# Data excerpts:
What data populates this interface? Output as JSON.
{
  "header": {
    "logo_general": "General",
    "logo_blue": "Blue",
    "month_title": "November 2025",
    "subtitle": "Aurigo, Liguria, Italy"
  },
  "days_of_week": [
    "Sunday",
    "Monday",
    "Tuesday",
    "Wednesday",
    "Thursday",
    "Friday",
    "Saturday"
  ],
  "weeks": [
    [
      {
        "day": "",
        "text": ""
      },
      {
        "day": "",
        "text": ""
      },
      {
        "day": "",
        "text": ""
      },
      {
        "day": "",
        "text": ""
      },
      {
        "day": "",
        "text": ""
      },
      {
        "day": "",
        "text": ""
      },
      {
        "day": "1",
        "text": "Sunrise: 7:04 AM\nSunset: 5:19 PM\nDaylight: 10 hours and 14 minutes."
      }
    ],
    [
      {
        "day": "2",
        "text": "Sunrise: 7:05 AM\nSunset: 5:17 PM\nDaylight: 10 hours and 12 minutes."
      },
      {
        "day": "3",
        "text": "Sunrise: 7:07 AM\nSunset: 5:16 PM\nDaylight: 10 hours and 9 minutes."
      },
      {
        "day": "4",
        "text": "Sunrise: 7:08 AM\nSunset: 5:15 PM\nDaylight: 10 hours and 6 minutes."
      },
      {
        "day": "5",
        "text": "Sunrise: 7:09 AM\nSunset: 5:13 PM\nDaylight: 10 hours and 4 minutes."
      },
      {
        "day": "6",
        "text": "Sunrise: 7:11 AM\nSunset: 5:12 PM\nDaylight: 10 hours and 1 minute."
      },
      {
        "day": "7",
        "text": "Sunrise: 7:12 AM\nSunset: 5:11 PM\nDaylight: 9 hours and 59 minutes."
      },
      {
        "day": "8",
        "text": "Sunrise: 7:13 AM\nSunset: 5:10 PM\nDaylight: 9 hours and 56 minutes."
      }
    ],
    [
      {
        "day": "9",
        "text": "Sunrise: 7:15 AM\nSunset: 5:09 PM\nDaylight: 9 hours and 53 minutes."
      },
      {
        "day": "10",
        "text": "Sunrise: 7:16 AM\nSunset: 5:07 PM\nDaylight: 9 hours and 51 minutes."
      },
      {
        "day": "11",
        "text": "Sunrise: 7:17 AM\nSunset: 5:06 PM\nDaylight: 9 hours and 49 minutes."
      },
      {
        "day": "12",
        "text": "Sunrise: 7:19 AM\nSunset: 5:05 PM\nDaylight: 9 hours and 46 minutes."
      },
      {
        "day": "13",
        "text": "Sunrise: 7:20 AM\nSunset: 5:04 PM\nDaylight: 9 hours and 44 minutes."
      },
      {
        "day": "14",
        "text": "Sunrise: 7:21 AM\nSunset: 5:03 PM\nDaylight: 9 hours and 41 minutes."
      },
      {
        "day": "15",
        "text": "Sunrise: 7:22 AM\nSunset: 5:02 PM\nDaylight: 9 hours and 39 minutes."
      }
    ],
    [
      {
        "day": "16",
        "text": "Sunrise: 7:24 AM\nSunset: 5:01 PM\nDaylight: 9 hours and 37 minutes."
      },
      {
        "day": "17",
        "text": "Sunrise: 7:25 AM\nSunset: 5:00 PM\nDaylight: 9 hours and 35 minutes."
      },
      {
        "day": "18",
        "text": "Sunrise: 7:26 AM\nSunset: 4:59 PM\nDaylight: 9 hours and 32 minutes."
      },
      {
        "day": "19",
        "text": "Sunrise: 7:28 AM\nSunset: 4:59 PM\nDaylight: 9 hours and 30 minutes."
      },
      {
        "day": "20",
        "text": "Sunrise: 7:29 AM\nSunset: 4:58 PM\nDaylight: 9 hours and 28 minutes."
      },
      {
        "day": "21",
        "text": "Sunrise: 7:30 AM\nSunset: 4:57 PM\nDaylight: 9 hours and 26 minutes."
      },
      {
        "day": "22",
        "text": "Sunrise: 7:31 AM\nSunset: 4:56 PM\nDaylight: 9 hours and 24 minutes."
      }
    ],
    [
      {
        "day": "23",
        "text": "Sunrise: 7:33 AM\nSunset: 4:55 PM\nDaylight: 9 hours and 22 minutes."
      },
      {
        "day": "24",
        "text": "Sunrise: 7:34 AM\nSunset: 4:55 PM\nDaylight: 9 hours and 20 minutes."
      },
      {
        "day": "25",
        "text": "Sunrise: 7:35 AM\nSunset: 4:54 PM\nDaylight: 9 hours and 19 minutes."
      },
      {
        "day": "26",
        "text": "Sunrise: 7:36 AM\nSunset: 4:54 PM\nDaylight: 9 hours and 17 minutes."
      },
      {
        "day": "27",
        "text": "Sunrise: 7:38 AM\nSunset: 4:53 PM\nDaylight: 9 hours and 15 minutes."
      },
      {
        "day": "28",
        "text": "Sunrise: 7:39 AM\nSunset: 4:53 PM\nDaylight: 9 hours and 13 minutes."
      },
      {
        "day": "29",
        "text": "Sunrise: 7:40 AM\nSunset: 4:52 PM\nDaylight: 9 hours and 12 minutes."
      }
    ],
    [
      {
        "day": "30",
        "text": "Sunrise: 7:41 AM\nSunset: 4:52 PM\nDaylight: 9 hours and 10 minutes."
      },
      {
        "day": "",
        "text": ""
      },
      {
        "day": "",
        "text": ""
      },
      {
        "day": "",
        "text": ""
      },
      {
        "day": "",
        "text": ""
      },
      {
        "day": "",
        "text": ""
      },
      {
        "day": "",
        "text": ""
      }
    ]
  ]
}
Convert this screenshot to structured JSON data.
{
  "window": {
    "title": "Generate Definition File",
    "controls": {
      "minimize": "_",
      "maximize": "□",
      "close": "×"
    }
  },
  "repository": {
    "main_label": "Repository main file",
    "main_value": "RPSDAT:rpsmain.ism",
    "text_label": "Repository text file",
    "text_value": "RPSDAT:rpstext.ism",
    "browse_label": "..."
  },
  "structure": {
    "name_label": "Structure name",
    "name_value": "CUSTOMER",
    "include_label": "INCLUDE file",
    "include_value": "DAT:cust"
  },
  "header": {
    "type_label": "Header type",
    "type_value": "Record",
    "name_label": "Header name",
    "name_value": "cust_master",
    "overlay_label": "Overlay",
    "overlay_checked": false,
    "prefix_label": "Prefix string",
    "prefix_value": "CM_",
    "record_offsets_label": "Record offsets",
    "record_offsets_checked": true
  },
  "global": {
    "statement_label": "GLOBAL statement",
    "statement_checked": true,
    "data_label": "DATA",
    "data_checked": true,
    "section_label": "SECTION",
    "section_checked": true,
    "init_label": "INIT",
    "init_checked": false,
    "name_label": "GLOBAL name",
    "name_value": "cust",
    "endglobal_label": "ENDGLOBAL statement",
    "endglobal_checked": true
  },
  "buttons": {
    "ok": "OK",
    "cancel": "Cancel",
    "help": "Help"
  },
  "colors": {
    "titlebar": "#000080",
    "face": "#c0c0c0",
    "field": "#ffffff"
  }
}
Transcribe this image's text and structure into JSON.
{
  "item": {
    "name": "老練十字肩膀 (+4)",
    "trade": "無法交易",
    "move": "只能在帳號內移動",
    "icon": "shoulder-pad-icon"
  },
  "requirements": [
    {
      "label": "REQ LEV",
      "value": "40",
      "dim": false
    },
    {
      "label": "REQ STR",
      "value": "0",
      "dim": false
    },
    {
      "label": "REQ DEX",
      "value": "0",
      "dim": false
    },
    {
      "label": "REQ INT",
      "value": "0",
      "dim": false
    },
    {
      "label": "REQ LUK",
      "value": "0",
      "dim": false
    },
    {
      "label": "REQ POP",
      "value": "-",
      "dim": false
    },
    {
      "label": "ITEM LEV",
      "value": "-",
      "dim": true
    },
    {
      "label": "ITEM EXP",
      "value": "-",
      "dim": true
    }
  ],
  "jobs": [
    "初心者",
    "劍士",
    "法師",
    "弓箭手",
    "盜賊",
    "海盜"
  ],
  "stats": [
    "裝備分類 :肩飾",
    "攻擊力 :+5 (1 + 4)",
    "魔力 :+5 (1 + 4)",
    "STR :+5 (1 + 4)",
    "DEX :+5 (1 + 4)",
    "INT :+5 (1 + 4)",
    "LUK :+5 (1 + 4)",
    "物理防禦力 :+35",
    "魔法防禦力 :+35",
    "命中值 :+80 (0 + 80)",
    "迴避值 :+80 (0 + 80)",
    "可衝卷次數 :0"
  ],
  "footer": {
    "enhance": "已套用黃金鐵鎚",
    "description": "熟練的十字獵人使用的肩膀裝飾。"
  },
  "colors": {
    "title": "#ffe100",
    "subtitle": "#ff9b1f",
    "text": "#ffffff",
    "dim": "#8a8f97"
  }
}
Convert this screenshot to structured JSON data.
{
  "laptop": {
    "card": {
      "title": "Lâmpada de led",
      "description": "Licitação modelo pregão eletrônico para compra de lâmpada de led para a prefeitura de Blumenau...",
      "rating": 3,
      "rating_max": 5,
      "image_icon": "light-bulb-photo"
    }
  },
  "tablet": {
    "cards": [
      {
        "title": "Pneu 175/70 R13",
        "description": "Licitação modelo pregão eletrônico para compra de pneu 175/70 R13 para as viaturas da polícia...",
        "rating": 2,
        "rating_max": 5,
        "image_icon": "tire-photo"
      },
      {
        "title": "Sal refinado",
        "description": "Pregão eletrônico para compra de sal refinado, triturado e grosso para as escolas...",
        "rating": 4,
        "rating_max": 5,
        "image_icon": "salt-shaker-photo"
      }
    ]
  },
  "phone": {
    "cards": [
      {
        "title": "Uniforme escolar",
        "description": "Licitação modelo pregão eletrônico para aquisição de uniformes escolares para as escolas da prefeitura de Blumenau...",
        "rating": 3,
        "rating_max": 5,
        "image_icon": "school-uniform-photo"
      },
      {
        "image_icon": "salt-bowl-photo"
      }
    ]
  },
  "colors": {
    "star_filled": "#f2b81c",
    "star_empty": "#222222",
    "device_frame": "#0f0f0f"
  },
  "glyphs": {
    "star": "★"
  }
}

# Given problem:
Tally the lines above containing "true". Answer with the count only.

# Task solution:
7